**PROVIDED MATERIAL:**
· · · · ·
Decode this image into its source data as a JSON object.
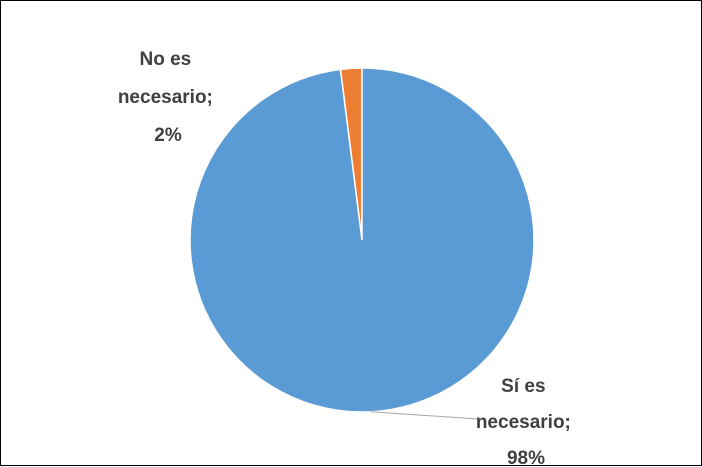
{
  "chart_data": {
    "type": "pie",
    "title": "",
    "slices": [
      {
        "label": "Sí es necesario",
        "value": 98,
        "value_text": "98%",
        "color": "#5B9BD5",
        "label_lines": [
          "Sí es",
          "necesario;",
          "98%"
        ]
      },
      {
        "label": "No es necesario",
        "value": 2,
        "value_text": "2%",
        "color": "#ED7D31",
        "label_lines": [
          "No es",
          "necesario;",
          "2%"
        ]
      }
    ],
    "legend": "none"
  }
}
· · · · ·
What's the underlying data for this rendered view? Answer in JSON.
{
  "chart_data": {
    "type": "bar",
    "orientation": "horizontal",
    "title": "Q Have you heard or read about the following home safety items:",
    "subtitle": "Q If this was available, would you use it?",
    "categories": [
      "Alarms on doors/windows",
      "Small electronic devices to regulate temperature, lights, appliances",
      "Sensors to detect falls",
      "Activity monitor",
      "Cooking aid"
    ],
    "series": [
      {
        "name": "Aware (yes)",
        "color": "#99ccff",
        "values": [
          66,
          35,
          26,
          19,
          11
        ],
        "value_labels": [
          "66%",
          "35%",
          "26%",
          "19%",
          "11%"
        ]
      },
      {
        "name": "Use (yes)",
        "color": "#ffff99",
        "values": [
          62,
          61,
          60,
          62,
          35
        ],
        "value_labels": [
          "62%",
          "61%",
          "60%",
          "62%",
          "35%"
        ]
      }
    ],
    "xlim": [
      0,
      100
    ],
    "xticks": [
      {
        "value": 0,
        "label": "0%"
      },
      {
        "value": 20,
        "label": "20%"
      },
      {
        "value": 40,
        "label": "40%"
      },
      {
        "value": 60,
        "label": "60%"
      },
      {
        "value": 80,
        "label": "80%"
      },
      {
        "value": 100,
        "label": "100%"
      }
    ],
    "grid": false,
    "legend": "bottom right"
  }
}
· · · · ·
**EXERCISE GOAL:** List every line above containing the word "this".

**COMPLETED EXERCISE:**
Decode this image into its source data as a JSON object.
What's the underlying data for this rendered view? Answer in JSON.
    "subtitle": "Q If this was available, would you use it?",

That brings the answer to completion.